■ DIRECTIVE
Copy down all of the data underneath, exactly as shown.

--- begin MATERIAL PROVIDED ---

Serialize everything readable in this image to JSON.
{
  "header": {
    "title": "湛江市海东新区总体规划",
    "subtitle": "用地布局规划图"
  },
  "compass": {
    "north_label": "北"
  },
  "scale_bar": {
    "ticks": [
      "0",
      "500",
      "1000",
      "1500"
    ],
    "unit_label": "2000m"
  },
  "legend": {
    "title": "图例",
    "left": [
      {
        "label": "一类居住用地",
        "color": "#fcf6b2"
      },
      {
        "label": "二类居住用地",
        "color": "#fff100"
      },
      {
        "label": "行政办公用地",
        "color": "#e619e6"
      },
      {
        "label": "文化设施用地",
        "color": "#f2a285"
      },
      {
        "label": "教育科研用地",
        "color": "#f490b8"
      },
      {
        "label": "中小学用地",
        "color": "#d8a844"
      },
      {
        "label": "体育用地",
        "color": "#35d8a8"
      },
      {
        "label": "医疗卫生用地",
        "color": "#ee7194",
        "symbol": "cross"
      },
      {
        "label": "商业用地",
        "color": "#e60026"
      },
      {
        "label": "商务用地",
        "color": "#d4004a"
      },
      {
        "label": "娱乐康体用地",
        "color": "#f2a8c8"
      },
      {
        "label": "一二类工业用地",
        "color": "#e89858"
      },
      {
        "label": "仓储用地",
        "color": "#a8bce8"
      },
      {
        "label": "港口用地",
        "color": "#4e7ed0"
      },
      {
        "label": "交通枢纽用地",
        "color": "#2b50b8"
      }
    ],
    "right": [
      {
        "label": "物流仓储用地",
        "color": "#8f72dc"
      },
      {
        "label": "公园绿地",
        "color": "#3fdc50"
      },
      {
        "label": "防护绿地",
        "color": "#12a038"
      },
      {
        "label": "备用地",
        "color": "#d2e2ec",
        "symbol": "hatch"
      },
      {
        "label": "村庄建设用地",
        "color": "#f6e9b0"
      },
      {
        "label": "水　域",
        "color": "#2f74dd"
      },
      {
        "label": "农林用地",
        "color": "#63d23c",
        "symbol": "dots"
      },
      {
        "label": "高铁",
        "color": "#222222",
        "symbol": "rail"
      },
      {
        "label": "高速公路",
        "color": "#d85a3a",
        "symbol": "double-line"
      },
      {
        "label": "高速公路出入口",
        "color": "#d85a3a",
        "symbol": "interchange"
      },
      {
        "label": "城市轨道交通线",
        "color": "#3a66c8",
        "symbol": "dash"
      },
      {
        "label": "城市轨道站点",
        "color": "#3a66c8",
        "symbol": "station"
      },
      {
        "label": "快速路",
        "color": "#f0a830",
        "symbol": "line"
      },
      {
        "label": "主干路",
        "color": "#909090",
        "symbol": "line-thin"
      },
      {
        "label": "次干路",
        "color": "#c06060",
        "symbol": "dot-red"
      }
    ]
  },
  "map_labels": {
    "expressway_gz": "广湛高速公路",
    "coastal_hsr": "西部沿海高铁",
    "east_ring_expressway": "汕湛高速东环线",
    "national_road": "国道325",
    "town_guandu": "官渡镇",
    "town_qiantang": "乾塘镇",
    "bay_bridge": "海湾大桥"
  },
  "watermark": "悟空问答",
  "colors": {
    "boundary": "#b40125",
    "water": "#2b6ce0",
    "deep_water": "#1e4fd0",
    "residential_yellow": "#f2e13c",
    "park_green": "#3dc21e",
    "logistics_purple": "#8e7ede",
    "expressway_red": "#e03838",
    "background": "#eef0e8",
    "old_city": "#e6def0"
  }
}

--- end MATERIAL PROVIDED ---

■ TASK OUTPUT
Serialize everything readable in this image to JSON.
{
  "header": {
    "title": "湛江市海东新区总体规划",
    "subtitle": "用地布局规划图"
  },
  "compass": {
    "north_label": "北"
  },
  "scale_bar": {
    "ticks": [
      "0",
      "500",
      "1000",
      "1500"
    ],
    "unit_label": "2000m"
  },
  "legend": {
    "title": "图例",
    "left": [
      {
        "label": "一类居住用地",
        "color": "#fcf6b2"
      },
      {
        "label": "二类居住用地",
        "color": "#fff100"
      },
      {
        "label": "行政办公用地",
        "color": "#e619e6"
      },
      {
        "label": "文化设施用地",
        "color": "#f2a285"
      },
      {
        "label": "教育科研用地",
        "color": "#f490b8"
      },
      {
        "label": "中小学用地",
        "color": "#d8a844"
      },
      {
        "label": "体育用地",
        "color": "#35d8a8"
      },
      {
        "label": "医疗卫生用地",
        "color": "#ee7194",
        "symbol": "cross"
      },
      {
        "label": "商业用地",
        "color": "#e60026"
      },
      {
        "label": "商务用地",
        "color": "#d4004a"
      },
      {
        "label": "娱乐康体用地",
        "color": "#f2a8c8"
      },
      {
        "label": "一二类工业用地",
        "color": "#e89858"
      },
      {
        "label": "仓储用地",
        "color": "#a8bce8"
      },
      {
        "label": "港口用地",
        "color": "#4e7ed0"
      },
      {
        "label": "交通枢纽用地",
        "color": "#2b50b8"
      }
    ],
    "right": [
      {
        "label": "物流仓储用地",
        "color": "#8f72dc"
      },
      {
        "label": "公园绿地",
        "color": "#3fdc50"
      },
      {
        "label": "防护绿地",
        "color": "#12a038"
      },
      {
        "label": "备用地",
        "color": "#d2e2ec",
        "symbol": "hatch"
      },
      {
        "label": "村庄建设用地",
        "color": "#f6e9b0"
      },
      {
        "label": "水　域",
        "color": "#2f74dd"
      },
      {
        "label": "农林用地",
        "color": "#63d23c",
        "symbol": "dots"
      },
      {
        "label": "高铁",
        "color": "#222222",
        "symbol": "rail"
      },
      {
        "label": "高速公路",
        "color": "#d85a3a",
        "symbol": "double-line"
      },
      {
        "label": "高速公路出入口",
        "color": "#d85a3a",
        "symbol": "interchange"
      },
      {
        "label": "城市轨道交通线",
        "color": "#3a66c8",
        "symbol": "dash"
      },
      {
        "label": "城市轨道站点",
        "color": "#3a66c8",
        "symbol": "station"
      },
      {
        "label": "快速路",
        "color": "#f0a830",
        "symbol": "line"
      },
      {
        "label": "主干路",
        "color": "#909090",
        "symbol": "line-thin"
      },
      {
        "label": "次干路",
        "color": "#c06060",
        "symbol": "dot-red"
      }
    ]
  },
  "map_labels": {
    "expressway_gz": "广湛高速公路",
    "coastal_hsr": "西部沿海高铁",
    "east_ring_expressway": "汕湛高速东环线",
    "national_road": "国道325",
    "town_guandu": "官渡镇",
    "town_qiantang": "乾塘镇",
    "bay_bridge": "海湾大桥"
  },
  "watermark": "悟空问答",
  "colors": {
    "boundary": "#b40125",
    "water": "#2b6ce0",
    "deep_water": "#1e4fd0",
    "residential_yellow": "#f2e13c",
    "park_green": "#3dc21e",
    "logistics_purple": "#8e7ede",
    "expressway_red": "#e03838",
    "background": "#eef0e8",
    "old_city": "#e6def0"
  }
}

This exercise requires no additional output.